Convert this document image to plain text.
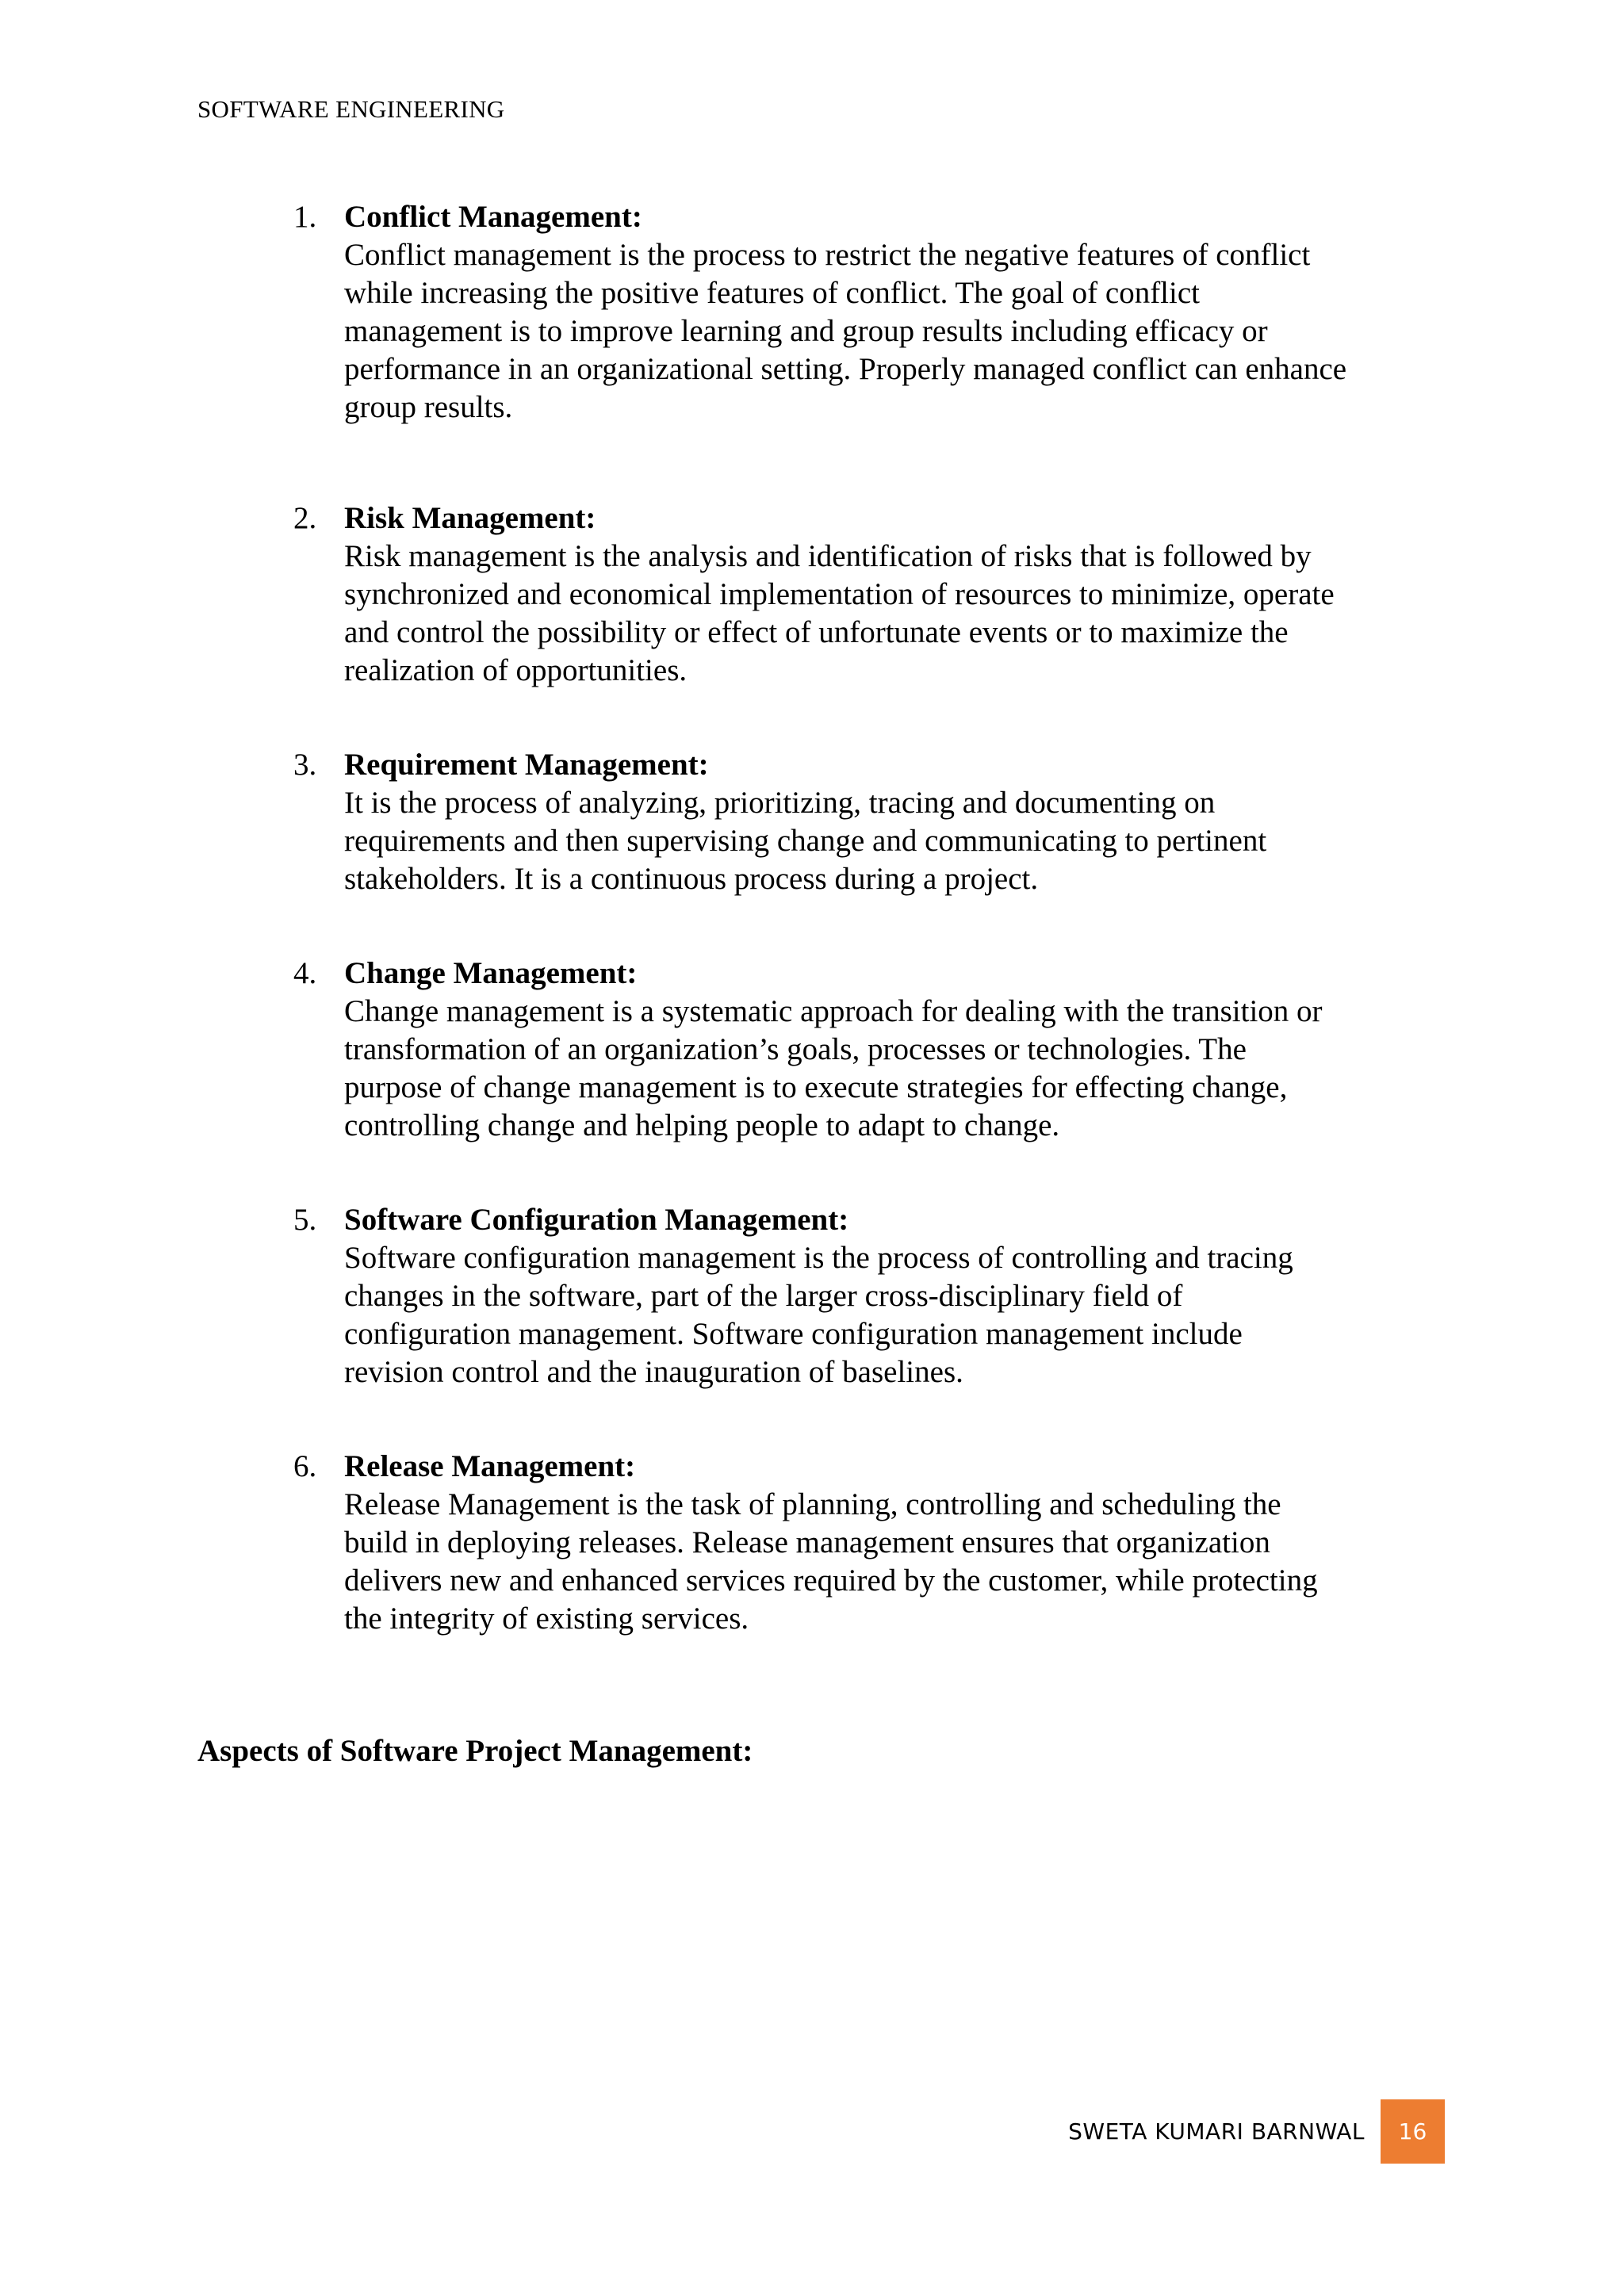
SOFTWARE ENGINEERING
1. Conflict Management:
Conflict management is the process to restrict the negative features of conflict
while increasing the positive features of conflict. The goal of conflict
management is to improve learning and group results including efficacy or
performance in an organizational setting. Properly managed conflict can enhance
group results.
2. Risk Management:
Risk management is the analysis and identification of risks that is followed by
synchronized and economical implementation of resources to minimize, operate
and control the possibility or effect of unfortunate events or to maximize the
realization of opportunities.
3. Requirement Management:
It is the process of analyzing, prioritizing, tracing and documenting on
requirements and then supervising change and communicating to pertinent
stakeholders. It is a continuous process during a project.
4. Change Management:
Change management is a systematic approach for dealing with the transition or
transformation of an organization’s goals, processes or technologies. The
purpose of change management is to execute strategies for effecting change,
controlling change and helping people to adapt to change.
5. Software Configuration Management:
Software configuration management is the process of controlling and tracing
changes in the software, part of the larger cross-disciplinary field of
configuration management. Software configuration management include
revision control and the inauguration of baselines.
6. Release Management:
Release Management is the task of planning, controlling and scheduling the
build in deploying releases. Release management ensures that organization
delivers new and enhanced services required by the customer, while protecting
the integrity of existing services.
Aspects of Software Project Management:
SWETA KUMARI BARNWAL	16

> _PROBLEM DESCRIPTION_:
Your task is to report how many lines of the material include the string "while". Give the number and no other words.

> _RESULT OF THIS EXERCISE_:
2